Every record here needs to be written out again exactly.

### Records supplied

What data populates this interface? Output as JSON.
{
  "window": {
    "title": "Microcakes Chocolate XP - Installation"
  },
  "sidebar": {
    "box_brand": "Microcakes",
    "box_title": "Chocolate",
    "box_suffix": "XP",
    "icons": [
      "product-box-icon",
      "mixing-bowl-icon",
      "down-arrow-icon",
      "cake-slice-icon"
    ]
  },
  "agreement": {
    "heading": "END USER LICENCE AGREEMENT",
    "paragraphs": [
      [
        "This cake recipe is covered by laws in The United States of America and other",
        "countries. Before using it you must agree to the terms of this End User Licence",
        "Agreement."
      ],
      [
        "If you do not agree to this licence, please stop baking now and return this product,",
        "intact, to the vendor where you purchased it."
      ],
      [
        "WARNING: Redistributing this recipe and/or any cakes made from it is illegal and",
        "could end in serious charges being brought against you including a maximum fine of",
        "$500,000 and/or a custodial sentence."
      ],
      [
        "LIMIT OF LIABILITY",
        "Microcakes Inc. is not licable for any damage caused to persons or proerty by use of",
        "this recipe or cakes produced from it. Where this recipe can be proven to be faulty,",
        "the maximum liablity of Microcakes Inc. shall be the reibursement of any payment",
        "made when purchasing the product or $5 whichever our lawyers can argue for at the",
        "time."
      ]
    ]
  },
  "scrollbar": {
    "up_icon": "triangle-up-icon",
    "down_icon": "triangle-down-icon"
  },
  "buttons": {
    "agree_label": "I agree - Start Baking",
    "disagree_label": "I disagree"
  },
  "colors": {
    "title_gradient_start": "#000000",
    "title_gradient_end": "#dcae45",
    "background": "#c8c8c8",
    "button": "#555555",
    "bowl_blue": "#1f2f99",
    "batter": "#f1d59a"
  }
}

######

### Full answer
What data populates this interface? Output as JSON.
{
  "window": {
    "title": "Microcakes Chocolate XP - Installation"
  },
  "sidebar": {
    "box_brand": "Microcakes",
    "box_title": "Chocolate",
    "box_suffix": "XP",
    "icons": [
      "product-box-icon",
      "mixing-bowl-icon",
      "down-arrow-icon",
      "cake-slice-icon"
    ]
  },
  "agreement": {
    "heading": "END USER LICENCE AGREEMENT",
    "paragraphs": [
      [
        "This cake recipe is covered by laws in The United States of America and other",
        "countries. Before using it you must agree to the terms of this End User Licence",
        "Agreement."
      ],
      [
        "If you do not agree to this licence, please stop baking now and return this product,",
        "intact, to the vendor where you purchased it."
      ],
      [
        "WARNING: Redistributing this recipe and/or any cakes made from it is illegal and",
        "could end in serious charges being brought against you including a maximum fine of",
        "$500,000 and/or a custodial sentence."
      ],
      [
        "LIMIT OF LIABILITY",
        "Microcakes Inc. is not licable for any damage caused to persons or proerty by use of",
        "this recipe or cakes produced from it. Where this recipe can be proven to be faulty,",
        "the maximum liablity of Microcakes Inc. shall be the reibursement of any payment",
        "made when purchasing the product or $5 whichever our lawyers can argue for at the",
        "time."
      ]
    ]
  },
  "scrollbar": {
    "up_icon": "triangle-up-icon",
    "down_icon": "triangle-down-icon"
  },
  "buttons": {
    "agree_label": "I agree - Start Baking",
    "disagree_label": "I disagree"
  },
  "colors": {
    "title_gradient_start": "#000000",
    "title_gradient_end": "#dcae45",
    "background": "#c8c8c8",
    "button": "#555555",
    "bowl_blue": "#1f2f99",
    "batter": "#f1d59a"
  }
}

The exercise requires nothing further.